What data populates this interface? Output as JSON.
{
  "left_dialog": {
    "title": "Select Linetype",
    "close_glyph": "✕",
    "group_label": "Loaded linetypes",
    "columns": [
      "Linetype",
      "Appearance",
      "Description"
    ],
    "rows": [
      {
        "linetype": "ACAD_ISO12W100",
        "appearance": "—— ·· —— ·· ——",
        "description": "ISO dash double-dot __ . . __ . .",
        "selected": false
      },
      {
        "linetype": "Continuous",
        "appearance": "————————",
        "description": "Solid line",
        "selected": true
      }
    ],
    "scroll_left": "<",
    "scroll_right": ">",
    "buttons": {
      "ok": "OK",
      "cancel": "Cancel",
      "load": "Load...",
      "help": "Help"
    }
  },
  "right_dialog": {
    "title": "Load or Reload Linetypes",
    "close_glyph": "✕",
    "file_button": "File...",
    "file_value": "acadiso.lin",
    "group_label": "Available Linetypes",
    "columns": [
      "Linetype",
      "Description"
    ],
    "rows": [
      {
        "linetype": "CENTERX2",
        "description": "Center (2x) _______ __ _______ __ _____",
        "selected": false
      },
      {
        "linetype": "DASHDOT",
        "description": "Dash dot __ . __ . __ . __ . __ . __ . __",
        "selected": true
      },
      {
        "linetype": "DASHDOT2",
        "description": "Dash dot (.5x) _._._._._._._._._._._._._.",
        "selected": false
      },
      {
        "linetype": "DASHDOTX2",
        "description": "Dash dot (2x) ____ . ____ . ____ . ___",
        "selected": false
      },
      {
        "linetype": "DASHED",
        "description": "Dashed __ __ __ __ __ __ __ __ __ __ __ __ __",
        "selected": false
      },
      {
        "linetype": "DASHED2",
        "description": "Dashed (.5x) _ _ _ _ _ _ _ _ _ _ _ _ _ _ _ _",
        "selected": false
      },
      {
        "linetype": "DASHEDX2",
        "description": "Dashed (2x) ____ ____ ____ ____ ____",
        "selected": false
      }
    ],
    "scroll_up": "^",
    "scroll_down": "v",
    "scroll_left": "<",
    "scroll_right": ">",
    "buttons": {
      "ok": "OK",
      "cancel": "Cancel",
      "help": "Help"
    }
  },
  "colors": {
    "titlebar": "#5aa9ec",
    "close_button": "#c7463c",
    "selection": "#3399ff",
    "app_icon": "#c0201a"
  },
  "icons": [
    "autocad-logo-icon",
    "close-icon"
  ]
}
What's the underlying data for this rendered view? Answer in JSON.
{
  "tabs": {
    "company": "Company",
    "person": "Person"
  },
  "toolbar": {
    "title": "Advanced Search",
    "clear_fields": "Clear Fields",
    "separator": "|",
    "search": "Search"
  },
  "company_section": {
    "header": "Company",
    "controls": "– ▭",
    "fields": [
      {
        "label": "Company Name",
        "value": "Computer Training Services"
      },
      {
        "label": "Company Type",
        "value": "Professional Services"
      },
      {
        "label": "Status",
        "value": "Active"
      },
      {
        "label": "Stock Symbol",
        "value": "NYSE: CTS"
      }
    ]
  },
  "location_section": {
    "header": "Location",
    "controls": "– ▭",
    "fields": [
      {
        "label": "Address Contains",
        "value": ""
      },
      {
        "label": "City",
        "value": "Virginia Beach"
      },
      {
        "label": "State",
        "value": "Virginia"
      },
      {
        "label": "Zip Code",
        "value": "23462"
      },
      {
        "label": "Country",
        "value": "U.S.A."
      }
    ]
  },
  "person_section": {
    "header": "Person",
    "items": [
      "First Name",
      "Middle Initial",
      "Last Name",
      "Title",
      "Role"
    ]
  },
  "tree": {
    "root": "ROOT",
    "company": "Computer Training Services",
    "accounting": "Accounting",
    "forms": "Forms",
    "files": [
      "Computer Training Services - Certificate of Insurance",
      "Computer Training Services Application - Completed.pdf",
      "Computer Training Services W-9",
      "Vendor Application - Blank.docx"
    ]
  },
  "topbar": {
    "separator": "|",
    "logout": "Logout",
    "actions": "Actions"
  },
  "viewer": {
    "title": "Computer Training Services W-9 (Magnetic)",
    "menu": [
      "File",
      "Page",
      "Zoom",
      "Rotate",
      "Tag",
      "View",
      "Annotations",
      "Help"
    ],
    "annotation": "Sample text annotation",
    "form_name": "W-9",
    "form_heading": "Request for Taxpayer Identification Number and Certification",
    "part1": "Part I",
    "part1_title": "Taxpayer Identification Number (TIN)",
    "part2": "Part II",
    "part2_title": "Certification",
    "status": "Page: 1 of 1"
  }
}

○ ○ ○

Output every record above exactly as it appears.

What data populates this interface? Output as JSON.
{
  "left_dialog": {
    "title": "Select Linetype",
    "close_glyph": "✕",
    "group_label": "Loaded linetypes",
    "columns": [
      "Linetype",
      "Appearance",
      "Description"
    ],
    "rows": [
      {
        "linetype": "ACAD_ISO12W100",
        "appearance": "—— ·· —— ·· ——",
        "description": "ISO dash double-dot __ . . __ . .",
        "selected": false
      },
      {
        "linetype": "Continuous",
        "appearance": "————————",
        "description": "Solid line",
        "selected": true
      }
    ],
    "scroll_left": "<",
    "scroll_right": ">",
    "buttons": {
      "ok": "OK",
      "cancel": "Cancel",
      "load": "Load...",
      "help": "Help"
    }
  },
  "right_dialog": {
    "title": "Load or Reload Linetypes",
    "close_glyph": "✕",
    "file_button": "File...",
    "file_value": "acadiso.lin",
    "group_label": "Available Linetypes",
    "columns": [
      "Linetype",
      "Description"
    ],
    "rows": [
      {
        "linetype": "CENTERX2",
        "description": "Center (2x) _______ __ _______ __ _____",
        "selected": false
      },
      {
        "linetype": "DASHDOT",
        "description": "Dash dot __ . __ . __ . __ . __ . __ . __",
        "selected": true
      },
      {
        "linetype": "DASHDOT2",
        "description": "Dash dot (.5x) _._._._._._._._._._._._._.",
        "selected": false
      },
      {
        "linetype": "DASHDOTX2",
        "description": "Dash dot (2x) ____ . ____ . ____ . ___",
        "selected": false
      },
      {
        "linetype": "DASHED",
        "description": "Dashed __ __ __ __ __ __ __ __ __ __ __ __ __",
        "selected": false
      },
      {
        "linetype": "DASHED2",
        "description": "Dashed (.5x) _ _ _ _ _ _ _ _ _ _ _ _ _ _ _ _",
        "selected": false
      },
      {
        "linetype": "DASHEDX2",
        "description": "Dashed (2x) ____ ____ ____ ____ ____",
        "selected": false
      }
    ],
    "scroll_up": "^",
    "scroll_down": "v",
    "scroll_left": "<",
    "scroll_right": ">",
    "buttons": {
      "ok": "OK",
      "cancel": "Cancel",
      "help": "Help"
    }
  },
  "colors": {
    "titlebar": "#5aa9ec",
    "close_button": "#c7463c",
    "selection": "#3399ff",
    "app_icon": "#c0201a"
  },
  "icons": [
    "autocad-logo-icon",
    "close-icon"
  ]
}
What's the underlying data for this rendered view? Answer in JSON.
{
  "tabs": {
    "company": "Company",
    "person": "Person"
  },
  "toolbar": {
    "title": "Advanced Search",
    "clear_fields": "Clear Fields",
    "separator": "|",
    "search": "Search"
  },
  "company_section": {
    "header": "Company",
    "controls": "– ▭",
    "fields": [
      {
        "label": "Company Name",
        "value": "Computer Training Services"
      },
      {
        "label": "Company Type",
        "value": "Professional Services"
      },
      {
        "label": "Status",
        "value": "Active"
      },
      {
        "label": "Stock Symbol",
        "value": "NYSE: CTS"
      }
    ]
  },
  "location_section": {
    "header": "Location",
    "controls": "– ▭",
    "fields": [
      {
        "label": "Address Contains",
        "value": ""
      },
      {
        "label": "City",
        "value": "Virginia Beach"
      },
      {
        "label": "State",
        "value": "Virginia"
      },
      {
        "label": "Zip Code",
        "value": "23462"
      },
      {
        "label": "Country",
        "value": "U.S.A."
      }
    ]
  },
  "person_section": {
    "header": "Person",
    "items": [
      "First Name",
      "Middle Initial",
      "Last Name",
      "Title",
      "Role"
    ]
  },
  "tree": {
    "root": "ROOT",
    "company": "Computer Training Services",
    "accounting": "Accounting",
    "forms": "Forms",
    "files": [
      "Computer Training Services - Certificate of Insurance",
      "Computer Training Services Application - Completed.pdf",
      "Computer Training Services W-9",
      "Vendor Application - Blank.docx"
    ]
  },
  "topbar": {
    "separator": "|",
    "logout": "Logout",
    "actions": "Actions"
  },
  "viewer": {
    "title": "Computer Training Services W-9 (Magnetic)",
    "menu": [
      "File",
      "Page",
      "Zoom",
      "Rotate",
      "Tag",
      "View",
      "Annotations",
      "Help"
    ],
    "annotation": "Sample text annotation",
    "form_name": "W-9",
    "form_heading": "Request for Taxpayer Identification Number and Certification",
    "part1": "Part I",
    "part1_title": "Taxpayer Identification Number (TIN)",
    "part2": "Part II",
    "part2_title": "Certification",
    "status": "Page: 1 of 1"
  }
}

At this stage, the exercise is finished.